▸ Aim: Transcribe the records in full, keeping every character as it is.

* * *

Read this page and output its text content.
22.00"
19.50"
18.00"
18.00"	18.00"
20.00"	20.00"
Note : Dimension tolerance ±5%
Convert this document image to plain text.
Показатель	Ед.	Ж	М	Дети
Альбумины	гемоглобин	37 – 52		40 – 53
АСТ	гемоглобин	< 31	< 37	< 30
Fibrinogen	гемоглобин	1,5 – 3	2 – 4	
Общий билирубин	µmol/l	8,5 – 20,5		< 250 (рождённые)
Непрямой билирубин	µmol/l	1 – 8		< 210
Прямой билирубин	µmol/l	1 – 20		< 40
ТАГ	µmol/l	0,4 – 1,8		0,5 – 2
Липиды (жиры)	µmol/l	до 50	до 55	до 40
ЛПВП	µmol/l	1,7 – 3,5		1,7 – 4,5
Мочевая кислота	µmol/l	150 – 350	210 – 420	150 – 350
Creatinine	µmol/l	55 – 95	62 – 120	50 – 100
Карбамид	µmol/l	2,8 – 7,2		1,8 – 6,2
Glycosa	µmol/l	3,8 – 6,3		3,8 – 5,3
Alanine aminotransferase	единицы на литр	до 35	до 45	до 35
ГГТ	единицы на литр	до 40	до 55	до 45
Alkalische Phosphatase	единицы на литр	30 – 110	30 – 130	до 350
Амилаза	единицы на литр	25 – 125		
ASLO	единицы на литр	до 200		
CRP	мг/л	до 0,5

* * *

▸ Solution below:
Read this page and output its text content.
22.00"
19.50"
18.00"
18.00"	18.00"
20.00"	20.00"
Note : Dimension tolerance ±5%
Convert this document image to plain text.
Показатель	Ед.	Ж	М	Дети
Альбумины	гемоглобин	37 – 52		40 – 53
АСТ	гемоглобин	< 31	< 37	< 30
Fibrinogen	гемоглобин	1,5 – 3	2 – 4	
Общий билирубин	µmol/l	8,5 – 20,5		< 250 (рождённые)
Непрямой билирубин	µmol/l	1 – 8		< 210
Прямой билирубин	µmol/l	1 – 20		< 40
ТАГ	µmol/l	0,4 – 1,8		0,5 – 2
Липиды (жиры)	µmol/l	до 50	до 55	до 40
ЛПВП	µmol/l	1,7 – 3,5		1,7 – 4,5
Мочевая кислота	µmol/l	150 – 350	210 – 420	150 – 350
Creatinine	µmol/l	55 – 95	62 – 120	50 – 100
Карбамид	µmol/l	2,8 – 7,2		1,8 – 6,2
Glycosa	µmol/l	3,8 – 6,3		3,8 – 5,3
Alanine aminotransferase	единицы на литр	до 35	до 45	до 35
ГГТ	единицы на литр	до 40	до 55	до 45
Alkalische Phosphatase	единицы на литр	30 – 110	30 – 130	до 350
Амилаза	единицы на литр	25 – 125		
ASLO	единицы на литр	до 200		
CRP	мг/л	до 0,5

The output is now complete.